Of course, Maleev’s filthy, stained, pencil-scratched and ink-rubbed take on Hell’s Kitchen remains throughout. But Maleev’s New York is forced into the light with “The Murdock Papers,” filled with colorful characters and bright action set in broad daylight. Even Bullseye, who Bendis only used in one other story due to Kevin Smith calling dibs on the character for his miniseries “Daredevil/Bullseye: The Target,” which, surprise surprise, never saw more than 1 issue ever published, gets the chance to shine here once again in combat with Elektra. It’s the perfect accompaniment for the story of the truth about Matt Murdock being forced into the open with nowhere to run and nothing left to hide.

Supplied material —
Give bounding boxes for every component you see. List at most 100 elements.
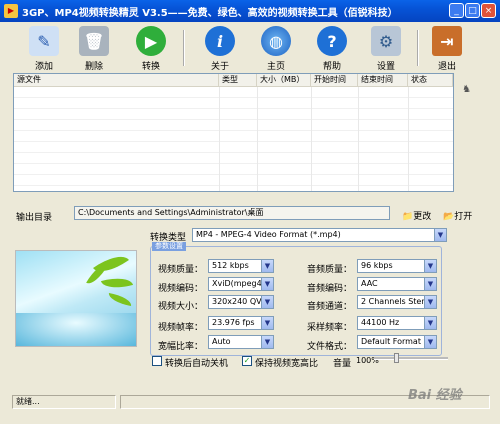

Exercises to complete —
A: Duplicate the part of the Daredevil passage above from "Of course, Maleev’s" up to and including "left to hide.".
B: In the Daredevil passage above:
(i) Which story brings Maleev's New York into the light?
(ii) Who called dibs on Bullseye for a miniseries?
(iii) Whom does Bullseye fight in this story?

Solutions to each task —
A:
Of course, Maleev’s filthy, stained, pencil-scratched and ink-rubbed take on Hell’s Kitchen remains throughout. But Maleev’s New York is forced into the light with “The Murdock Papers,” filled with colorful characters and bright action set in broad daylight. Even Bullseye, who Bendis only used in one other story due to Kevin Smith calling dibs on the character for his miniseries “Daredevil/Bullseye: The Target,” which, surprise surprise, never saw more than 1 issue ever published, gets the chance to shine here once again in combat with Elektra. It’s the perfect accompaniment for the story of the truth about Matt Murdock being forced into the open with nowhere to run and nothing left to hide.

B:
(i) "The Murdock Papers"
(ii) Kevin Smith
(iii) Elektra